# START OF Information given

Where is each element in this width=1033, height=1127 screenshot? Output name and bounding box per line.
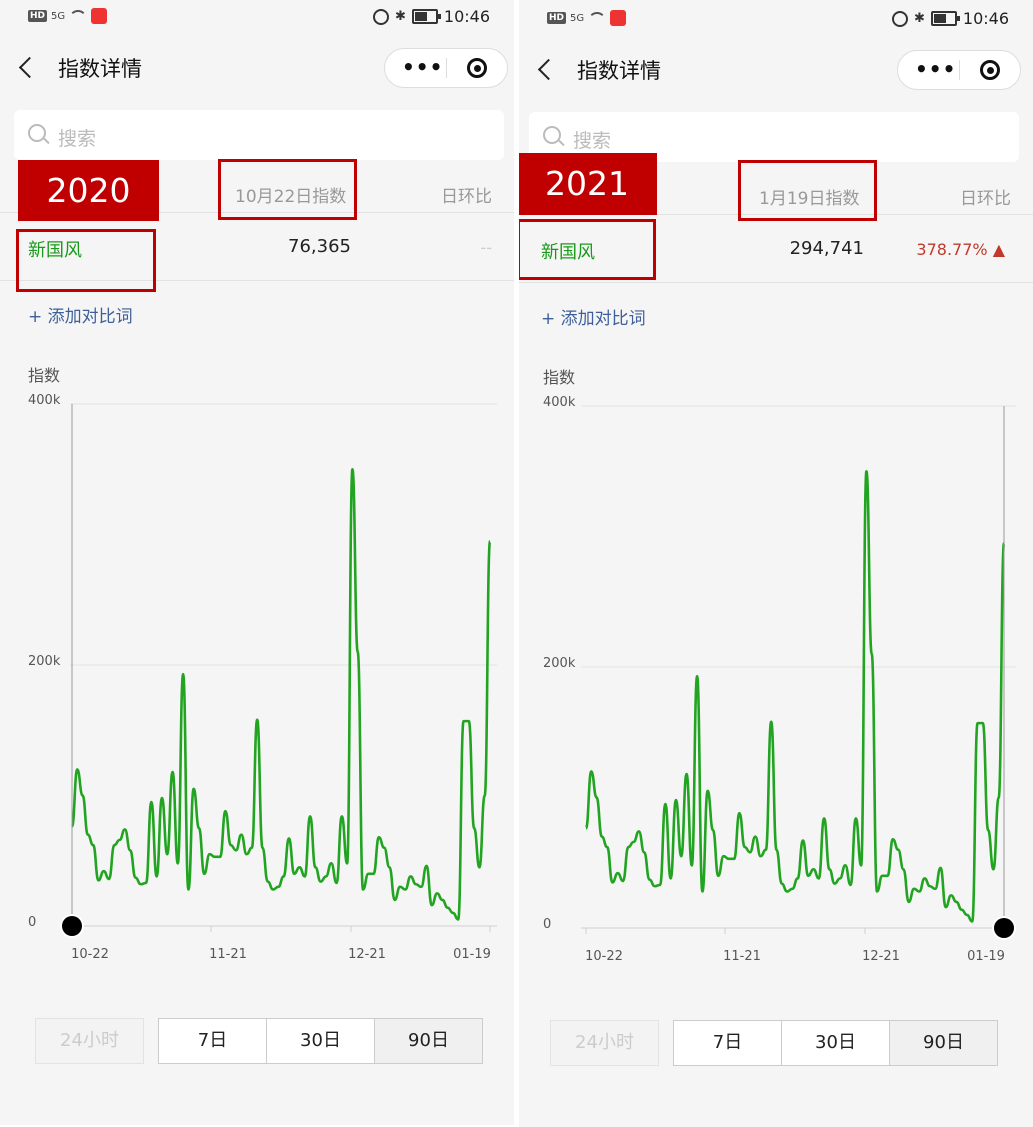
x-tick-label: 01-19 [453, 947, 491, 962]
tab-30d[interactable]: 30日 [267, 1018, 375, 1064]
highlight-box-date [218, 159, 357, 220]
highlight-box-keyword [519, 219, 656, 280]
highlight-box-date [738, 160, 877, 221]
series-line [584, 469, 1006, 923]
cursor-dot [62, 916, 82, 936]
tab-24h: 24小时 [35, 1018, 144, 1064]
x-tick-label: 10-22 [71, 947, 109, 962]
x-tick-label: 12-21 [348, 947, 386, 962]
x-tick-label: 11-21 [723, 949, 761, 964]
panel-2020: HD 5G ✱ 10:46 指数详情 ••• 搜索 10月22日指数 日环比 新… [0, 0, 514, 1125]
x-tick-label: 10-22 [585, 949, 623, 964]
tab-30d[interactable]: 30日 [782, 1020, 890, 1066]
tab-90d[interactable]: 90日 [375, 1018, 483, 1064]
tab-90d[interactable]: 90日 [890, 1020, 998, 1066]
tab-24h: 24小时 [550, 1020, 659, 1066]
range-tabs: 7日 30日 90日 [158, 1018, 483, 1064]
index-line-chart[interactable] [519, 0, 1033, 1000]
highlight-box-keyword [16, 229, 156, 292]
x-tick-label: 01-19 [967, 949, 1005, 964]
year-badge: 2021 [519, 153, 657, 215]
range-tabs: 7日 30日 90日 [673, 1020, 998, 1066]
tab-7d[interactable]: 7日 [673, 1020, 782, 1066]
x-tick-label: 12-21 [862, 949, 900, 964]
panel-2021: HD 5G ✱ 10:46 指数详情 ••• 搜索 1月19日指数 日环比 新国… [519, 0, 1033, 1127]
year-badge: 2020 [18, 160, 159, 221]
index-line-chart[interactable] [0, 0, 514, 998]
x-tick-label: 11-21 [209, 947, 247, 962]
series-line [70, 467, 492, 921]
tab-7d[interactable]: 7日 [158, 1018, 267, 1064]
cursor-dot [994, 918, 1014, 938]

# END OF Information given

[Job]:
Render every line of the rows above as a Markdown table with the columns "No." and "Row text," skipping blank lines. Leave the pictures out.

[Exercise output]:
| No. | Row text |
|---|---|
| 1 | Where is each element in this width=1033, height=1127 screenshot? Output name and bounding box per line. |
| 2 | x-tick-label: 01-19 [453, 947, 491, 962] |
| 3 | tab-30d[interactable]: 30日 [267, 1018, 375, 1064] |
| 4 | highlight-box-date [218, 159, 357, 220] |
| 5 | highlight-box-keyword [519, 219, 656, 280] |
| 6 | highlight-box-date [738, 160, 877, 221] |
| 7 | series-line [584, 469, 1006, 923] |
| 8 | cursor-dot [62, 916, 82, 936] |
| 9 | tab-24h: 24小时 [35, 1018, 144, 1064] |
| 10 | x-tick-label: 10-22 [71, 947, 109, 962] |
| 11 | x-tick-label: 12-21 [348, 947, 386, 962] |
| 12 | x-tick-label: 11-21 [723, 949, 761, 964] |
| 13 | panel-2020: HD 5G ✱ 10:46 指数详情 ••• 搜索 10月22日指数 日环比 新… [0, 0, 514, 1125] |
| 14 | x-tick-label: 10-22 [585, 949, 623, 964] |
| 15 | tab-30d[interactable]: 30日 [782, 1020, 890, 1066] |
| 16 | tab-90d[interactable]: 90日 [375, 1018, 483, 1064] |
| 17 | tab-90d[interactable]: 90日 [890, 1020, 998, 1066] |
| 18 | tab-24h: 24小时 [550, 1020, 659, 1066] |
| 19 | range-tabs: 7日 30日 90日 [158, 1018, 483, 1064] |
| 20 | index-line-chart[interactable] [519, 0, 1033, 1000] |
| 21 | highlight-box-keyword [16, 229, 156, 292] |
| 22 | x-tick-label: 01-19 [967, 949, 1005, 964] |
| 23 | year-badge: 2021 [519, 153, 657, 215] |
| 24 | range-tabs: 7日 30日 90日 [673, 1020, 998, 1066] |
| 25 | tab-7d[interactable]: 7日 [673, 1020, 782, 1066] |
| 26 | x-tick-label: 12-21 [862, 949, 900, 964] |
| 27 | panel-2021: HD 5G ✱ 10:46 指数详情 ••• 搜索 1月19日指数 日环比 新国… [519, 0, 1033, 1127] |
| 28 | year-badge: 2020 [18, 160, 159, 221] |
| 29 | index-line-chart[interactable] [0, 0, 514, 998] |
| 30 | x-tick-label: 11-21 [209, 947, 247, 962] |
| 31 | series-line [70, 467, 492, 921] |
| 32 | tab-7d[interactable]: 7日 [158, 1018, 267, 1064] |
| 33 | cursor-dot [994, 918, 1014, 938] |